■ Objective: Report, as a bare number, how many lines hold "пенсионного".

********************

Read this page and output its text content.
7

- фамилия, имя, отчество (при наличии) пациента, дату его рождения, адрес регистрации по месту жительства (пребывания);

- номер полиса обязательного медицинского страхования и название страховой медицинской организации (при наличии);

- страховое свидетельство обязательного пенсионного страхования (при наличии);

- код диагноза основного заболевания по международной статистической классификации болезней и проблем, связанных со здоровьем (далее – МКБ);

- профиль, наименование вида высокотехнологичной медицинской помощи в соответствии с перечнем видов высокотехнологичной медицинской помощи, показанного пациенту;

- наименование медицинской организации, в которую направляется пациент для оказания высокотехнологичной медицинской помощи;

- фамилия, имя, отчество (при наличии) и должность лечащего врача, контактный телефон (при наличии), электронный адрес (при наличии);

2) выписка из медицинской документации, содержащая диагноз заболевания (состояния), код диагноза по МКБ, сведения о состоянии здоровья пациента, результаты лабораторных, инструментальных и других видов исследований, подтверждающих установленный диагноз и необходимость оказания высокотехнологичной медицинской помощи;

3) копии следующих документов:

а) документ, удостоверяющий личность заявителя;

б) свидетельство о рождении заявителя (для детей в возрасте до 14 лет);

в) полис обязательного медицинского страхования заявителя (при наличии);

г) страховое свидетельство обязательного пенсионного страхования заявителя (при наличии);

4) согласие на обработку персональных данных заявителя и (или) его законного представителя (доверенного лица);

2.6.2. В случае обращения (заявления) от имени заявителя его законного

********************

■ Output: 2